Task details - Select every line containing the word "screenshot" from the material, and copy those lines.

* begin Given data *

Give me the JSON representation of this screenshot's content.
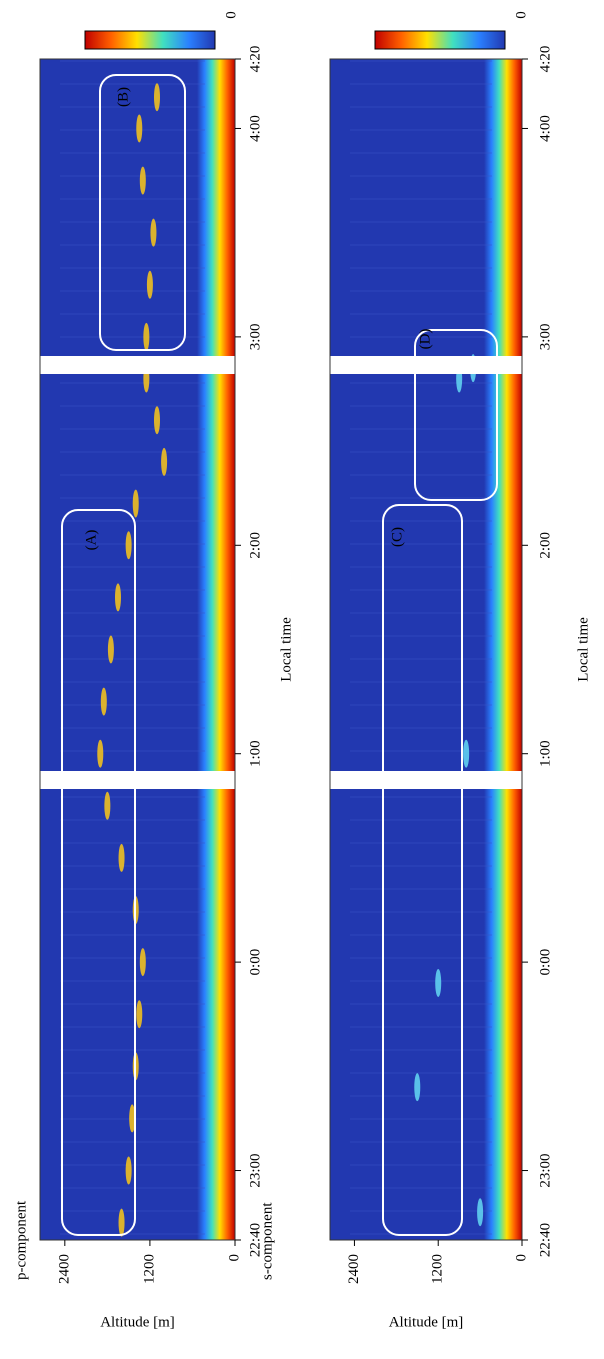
{
  "chart_data": [
    {
      "type": "heatmap",
      "title": "p-component",
      "xlabel": "Local time",
      "ylabel": "Altitude [m]",
      "xlim": [
        -1.3333,
        4.3333
      ],
      "xticks": [
        {
          "value": -1.3333,
          "label": "22:40"
        },
        {
          "value": -1,
          "label": "23:00"
        },
        {
          "value": 0,
          "label": "0:00"
        },
        {
          "value": 1,
          "label": "1:00"
        },
        {
          "value": 2,
          "label": "2:00"
        },
        {
          "value": 3,
          "label": "3:00"
        },
        {
          "value": 4,
          "label": "4:00"
        },
        {
          "value": 4.3333,
          "label": "4:20"
        }
      ],
      "ylim": [
        0,
        2750
      ],
      "yticks": [
        0,
        1200,
        2400
      ],
      "background": "#2238b0",
      "colorbar": {
        "label": "0",
        "colors": [
          "#c00000",
          "#ff6000",
          "#ffe000",
          "#40e0c0",
          "#2a80ff",
          "#2238b0"
        ]
      },
      "points": {
        "color": "#f0c020",
        "x": [
          -1.25,
          -1.0,
          -0.75,
          -0.5,
          -0.25,
          0,
          0.25,
          0.5,
          0.75,
          1.0,
          1.25,
          1.5,
          1.75,
          2.0,
          2.2,
          2.4,
          2.6,
          2.8,
          3.0,
          3.25,
          3.5,
          3.75,
          4.0,
          4.15
        ],
        "y": [
          1600,
          1500,
          1450,
          1400,
          1350,
          1300,
          1400,
          1600,
          1800,
          1900,
          1850,
          1750,
          1650,
          1500,
          1400,
          1000,
          1100,
          1250,
          1250,
          1200,
          1150,
          1300,
          1350,
          1100
        ]
      },
      "annotations": [
        {
          "text": "(A)"
        },
        {
          "text": "(B)"
        }
      ]
    },
    {
      "type": "heatmap",
      "title": "s-component",
      "xlabel": "Local time",
      "ylabel": "Altitude [m]",
      "xlim": [
        -1.3333,
        4.3333
      ],
      "xticks": [
        {
          "value": -1.3333,
          "label": "22:40"
        },
        {
          "value": -1,
          "label": "23:00"
        },
        {
          "value": 0,
          "label": "0:00"
        },
        {
          "value": 1,
          "label": "1:00"
        },
        {
          "value": 2,
          "label": "2:00"
        },
        {
          "value": 3,
          "label": "3:00"
        },
        {
          "value": 4,
          "label": "4:00"
        },
        {
          "value": 4.3333,
          "label": "4:20"
        }
      ],
      "ylim": [
        0,
        2750
      ],
      "yticks": [
        0,
        1200,
        2400
      ],
      "background": "#2238b0",
      "colorbar": {
        "label": "0",
        "colors": [
          "#c00000",
          "#ff6000",
          "#ffe000",
          "#40e0c0",
          "#2a80ff",
          "#2238b0"
        ]
      },
      "points": {
        "color": "#60d0f0",
        "x": [
          -1.2,
          -0.6,
          -0.1,
          1.0,
          2.8,
          2.85
        ],
        "y": [
          600,
          1500,
          1200,
          800,
          900,
          700
        ]
      },
      "annotations": [
        {
          "text": "(C)"
        },
        {
          "text": "(D)"
        }
      ]
    }
  ]
}
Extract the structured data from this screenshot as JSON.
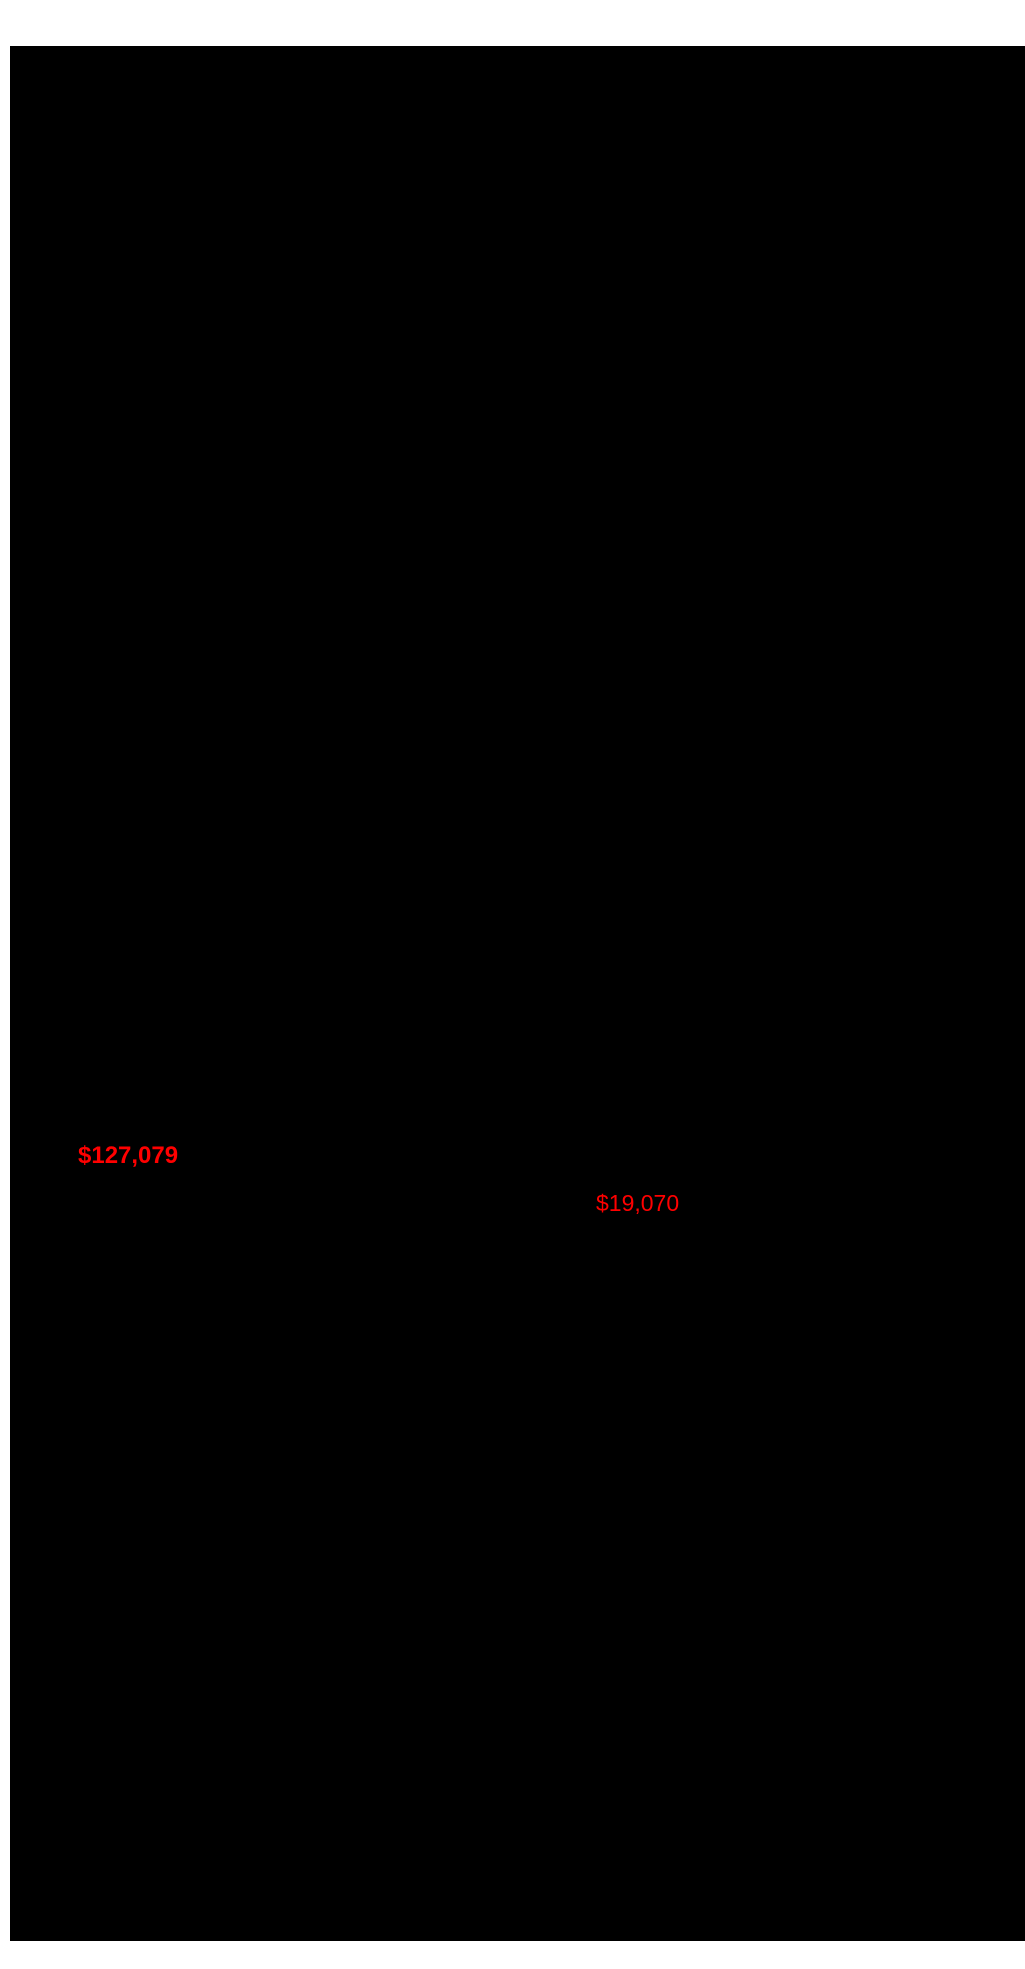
{
  "window": {
    "background_color": "#ffffff",
    "overlay_color": "#000000",
    "accent_red": "#ff0000"
  },
  "price_markers": [
    {
      "value": "$127,079",
      "color": "#ff0000",
      "weight": "bold"
    },
    {
      "value": "$19,070",
      "color": "#ff0000",
      "weight": "normal"
    }
  ]
}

* end Given data *

Completed task -
Give me the JSON representation of this screenshot's content.
Extract the structured data from this screenshot as JSON.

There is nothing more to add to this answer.